= TASK GOAL =
All entries must be repeated exactly; do not include the pictures.

──────── DATA PROVIDED

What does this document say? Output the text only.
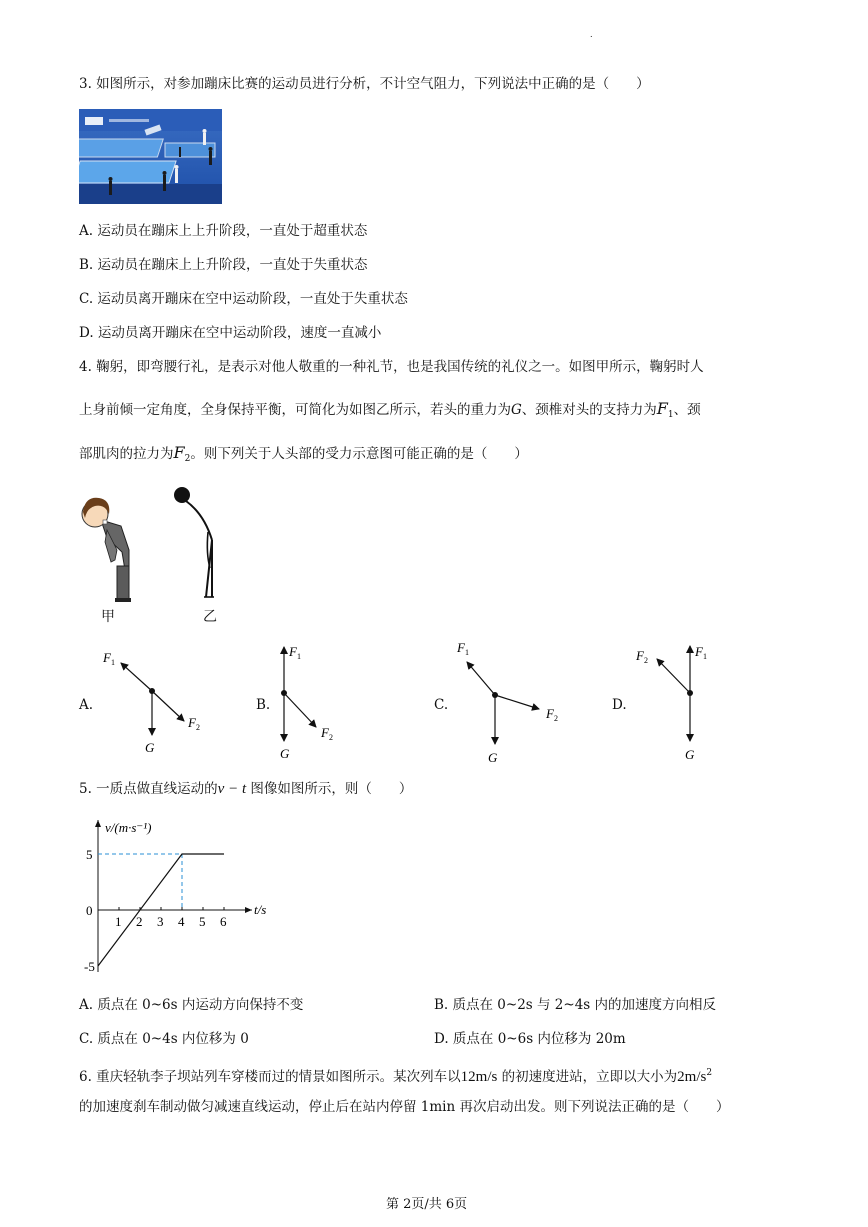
.
3. 如图所示，对参加蹦床比赛的运动员进行分析，不计空气阻力，下列说法中正确的是（　　）
A. 运动员在蹦床上上升阶段，一直处于超重状态
B. 运动员在蹦床上上升阶段，一直处于失重状态
C. 运动员离开蹦床在空中运动阶段，一直处于失重状态
D. 运动员离开蹦床在空中运动阶段，速度一直减小
4. 鞠躬，即弯腰行礼，是表示对他人敬重的一种礼节，也是我国传统的礼仪之一。如图甲所示，鞠躬时人
上身前倾一定角度，全身保持平衡，可简化为如图乙所示，若头的重力为G、颈椎对头的支持力为$F_1$、颈
部肌肉的拉力为$F_2$。则下列关于人头部的受力示意图可能正确的是（　　）
甲	乙
A.	B.	C.	D.
$F_1$
$F_2$
G
$F_1$
$F_2$
G
$F_1$
$F_2$
G
$F_2$
$F_1$
G
5. 一质点做直线运动的v − t 图像如图所示，则（　　）
1 2 3 4 5 6
5
0
-5
v/(m·s⁻¹)
t/s
A. 质点在 0~6s 内运动方向保持不变	B. 质点在 0~2s 与 2~4s 内的加速度方向相反
C. 质点在 0~4s 内位移为 0	D. 质点在 0~6s 内位移为 20m
6. 重庆轻轨李子坝站列车穿楼而过的情景如图所示。某次列车以12m/s 的初速度进站，立即以大小为$2m/s^2$
的加速度刹车制动做匀减速直线运动，停止后在站内停留 1min 再次启动出发。则下列说法正确的是（　　）
第 2页/共 6页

────────────────

= SOLVED PROBLEM =
What does this document say? Output the text only.
.
3. 如图所示，对参加蹦床比赛的运动员进行分析，不计空气阻力，下列说法中正确的是（　　）
A. 运动员在蹦床上上升阶段，一直处于超重状态
B. 运动员在蹦床上上升阶段，一直处于失重状态
C. 运动员离开蹦床在空中运动阶段，一直处于失重状态
D. 运动员离开蹦床在空中运动阶段，速度一直减小
4. 鞠躬，即弯腰行礼，是表示对他人敬重的一种礼节，也是我国传统的礼仪之一。如图甲所示，鞠躬时人
上身前倾一定角度，全身保持平衡，可简化为如图乙所示，若头的重力为G、颈椎对头的支持力为$F_1$、颈
部肌肉的拉力为$F_2$。则下列关于人头部的受力示意图可能正确的是（　　）
甲	乙
A.	B.	C.	D.
$F_1$
$F_2$
G
$F_1$
$F_2$
G
$F_1$
$F_2$
G
$F_2$
$F_1$
G
5. 一质点做直线运动的v − t 图像如图所示，则（　　）
1 2 3 4 5 6
5
0
-5
v/(m·s⁻¹)
t/s
A. 质点在 0~6s 内运动方向保持不变	B. 质点在 0~2s 与 2~4s 内的加速度方向相反
C. 质点在 0~4s 内位移为 0	D. 质点在 0~6s 内位移为 20m
6. 重庆轻轨李子坝站列车穿楼而过的情景如图所示。某次列车以12m/s 的初速度进站，立即以大小为$2m/s^2$
的加速度刹车制动做匀减速直线运动，停止后在站内停留 1min 再次启动出发。则下列说法正确的是（　　）
第 2页/共 6页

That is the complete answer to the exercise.